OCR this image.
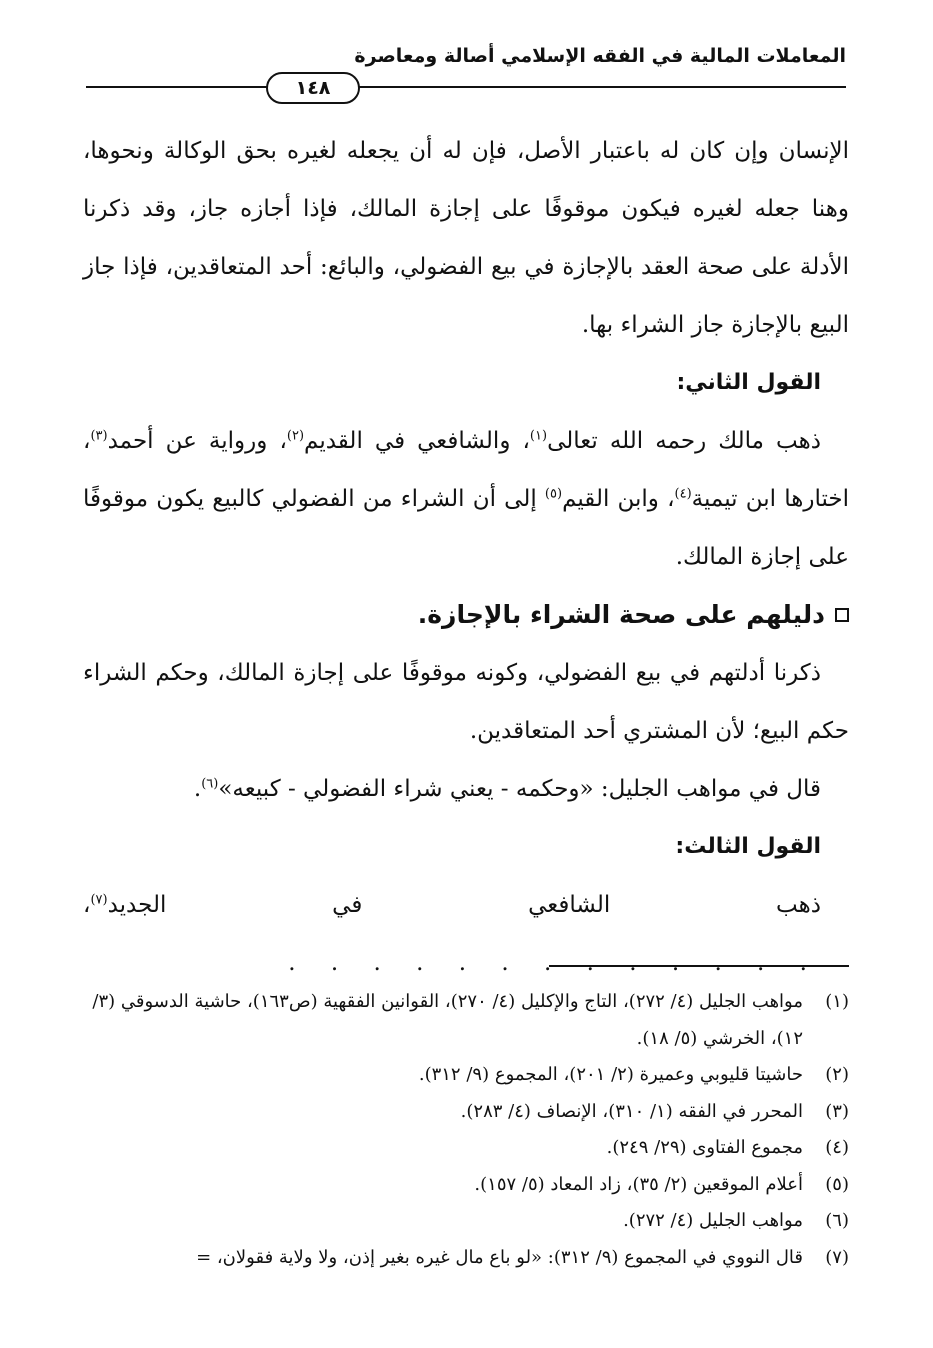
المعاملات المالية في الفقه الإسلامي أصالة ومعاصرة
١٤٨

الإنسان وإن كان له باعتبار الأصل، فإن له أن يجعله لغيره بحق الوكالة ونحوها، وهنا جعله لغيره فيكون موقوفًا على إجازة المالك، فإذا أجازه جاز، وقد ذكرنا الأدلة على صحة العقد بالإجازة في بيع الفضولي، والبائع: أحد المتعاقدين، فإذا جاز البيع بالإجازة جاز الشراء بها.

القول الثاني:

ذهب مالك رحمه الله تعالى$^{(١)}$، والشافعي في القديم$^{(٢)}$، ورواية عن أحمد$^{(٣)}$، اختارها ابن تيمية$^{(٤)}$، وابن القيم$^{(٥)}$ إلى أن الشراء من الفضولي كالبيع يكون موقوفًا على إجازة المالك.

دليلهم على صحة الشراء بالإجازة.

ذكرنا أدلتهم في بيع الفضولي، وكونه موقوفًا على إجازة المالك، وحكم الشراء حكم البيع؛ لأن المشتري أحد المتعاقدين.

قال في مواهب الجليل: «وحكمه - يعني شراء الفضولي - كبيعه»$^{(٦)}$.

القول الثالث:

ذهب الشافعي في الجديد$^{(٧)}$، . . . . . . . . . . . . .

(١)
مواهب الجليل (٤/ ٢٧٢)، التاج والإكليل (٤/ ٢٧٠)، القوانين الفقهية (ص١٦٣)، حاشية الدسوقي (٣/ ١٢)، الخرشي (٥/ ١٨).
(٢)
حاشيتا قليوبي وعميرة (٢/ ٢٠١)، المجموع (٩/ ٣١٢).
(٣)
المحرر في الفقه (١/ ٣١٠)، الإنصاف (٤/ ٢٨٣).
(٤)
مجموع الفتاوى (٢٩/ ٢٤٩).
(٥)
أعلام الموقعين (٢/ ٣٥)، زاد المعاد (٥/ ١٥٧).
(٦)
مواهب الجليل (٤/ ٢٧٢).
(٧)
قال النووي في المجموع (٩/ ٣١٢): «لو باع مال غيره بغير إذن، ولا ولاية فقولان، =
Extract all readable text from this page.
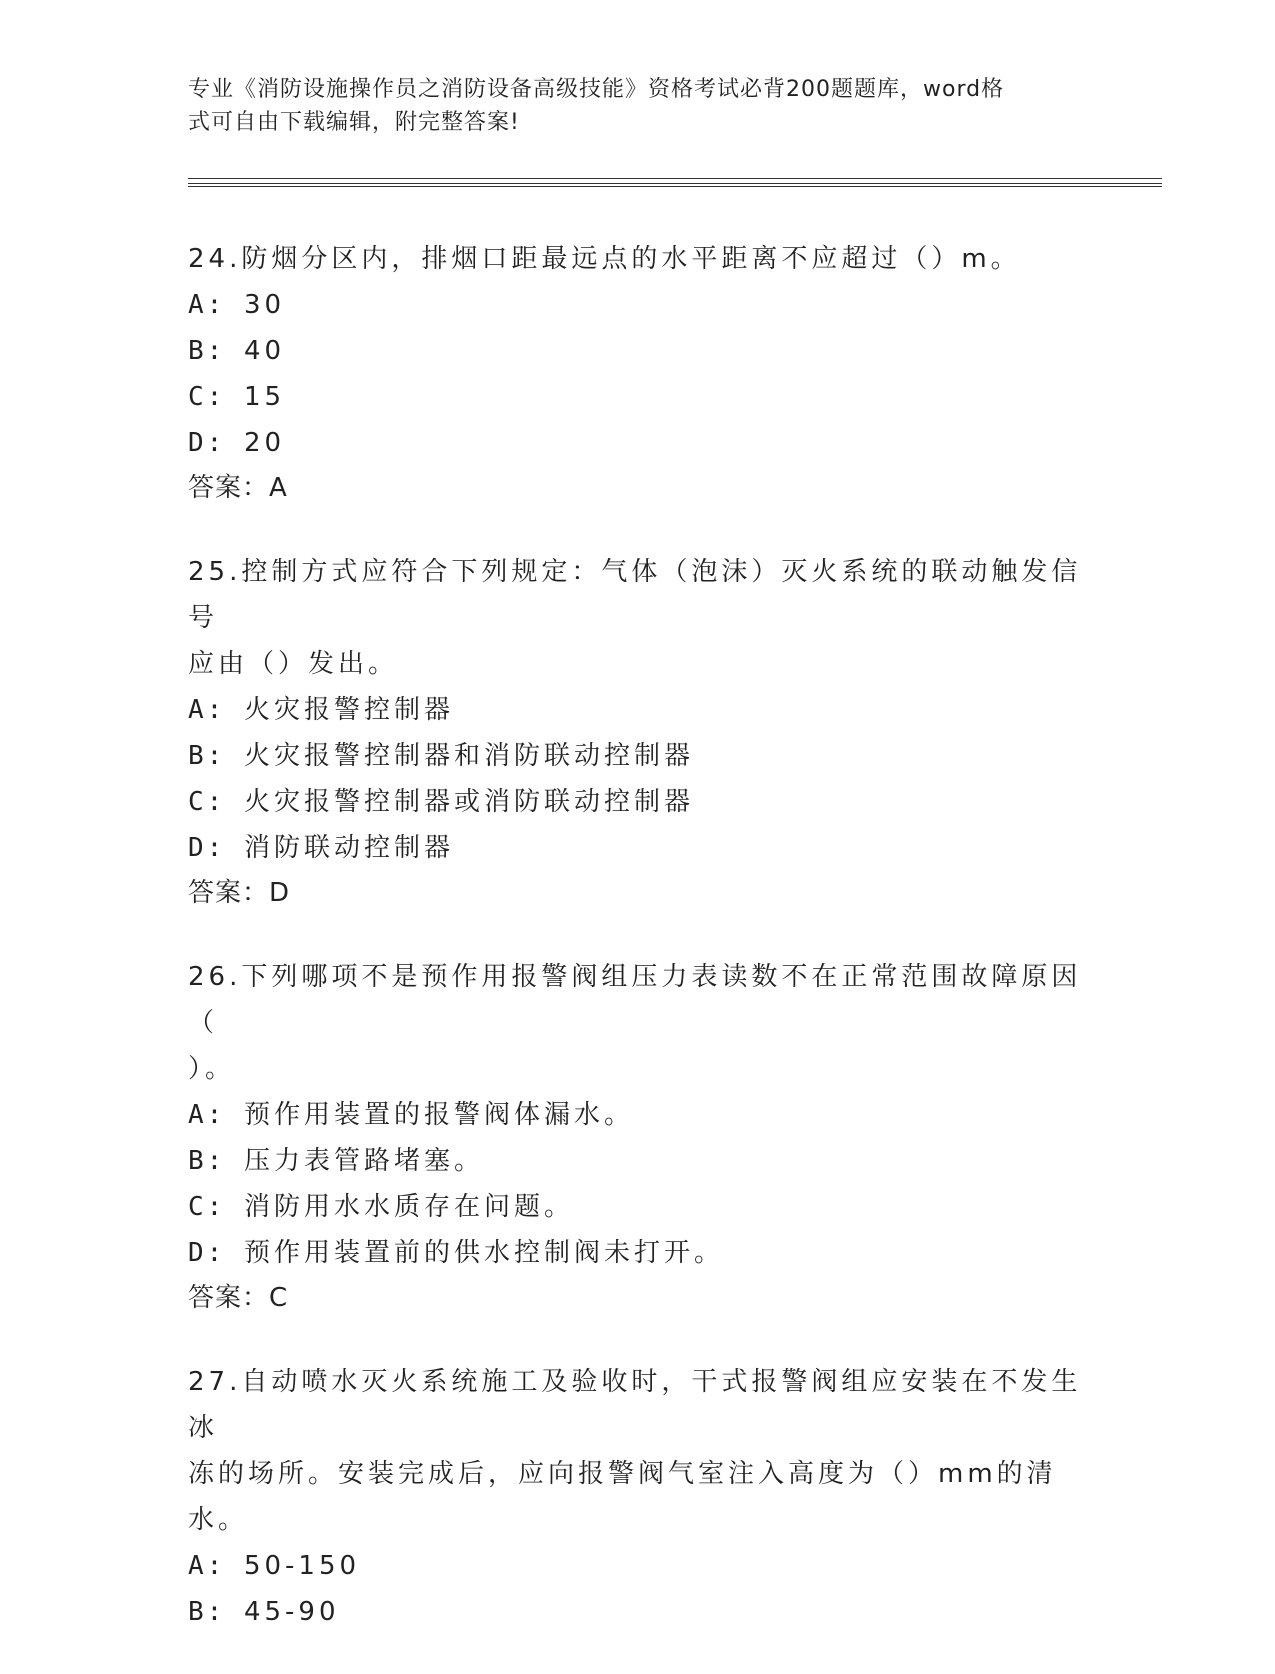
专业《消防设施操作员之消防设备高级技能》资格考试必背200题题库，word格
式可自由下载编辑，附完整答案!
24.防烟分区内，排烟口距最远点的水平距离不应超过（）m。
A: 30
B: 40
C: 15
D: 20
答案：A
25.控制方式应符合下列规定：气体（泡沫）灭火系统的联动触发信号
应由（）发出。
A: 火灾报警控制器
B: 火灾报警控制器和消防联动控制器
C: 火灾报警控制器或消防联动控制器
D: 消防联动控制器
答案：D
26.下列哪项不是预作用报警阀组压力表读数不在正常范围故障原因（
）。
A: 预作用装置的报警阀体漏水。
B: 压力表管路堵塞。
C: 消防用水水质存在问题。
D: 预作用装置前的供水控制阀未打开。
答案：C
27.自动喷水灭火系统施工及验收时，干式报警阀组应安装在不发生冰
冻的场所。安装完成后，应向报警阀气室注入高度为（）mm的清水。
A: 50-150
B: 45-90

◇ ◇ ◇ ◇ ◇

Task details
Reproduce every line of the listing above in which the string "ذكرنا" appears.

Solution to this exercise
الإنسان وإن كان له باعتبار الأصل، فإن له أن يجعله لغيره بحق الوكالة ونحوها، وهنا جعله لغيره فيكون موقوفًا على إجازة المالك، فإذا أجازه جاز، وقد ذكرنا الأدلة على صحة العقد بالإجازة في بيع الفضولي، والبائع: أحد المتعاقدين، فإذا جاز البيع بالإجازة جاز الشراء بها.
ذكرنا أدلتهم في بيع الفضولي، وكونه موقوفًا على إجازة المالك، وحكم الشراء حكم البيع؛ لأن المشتري أحد المتعاقدين.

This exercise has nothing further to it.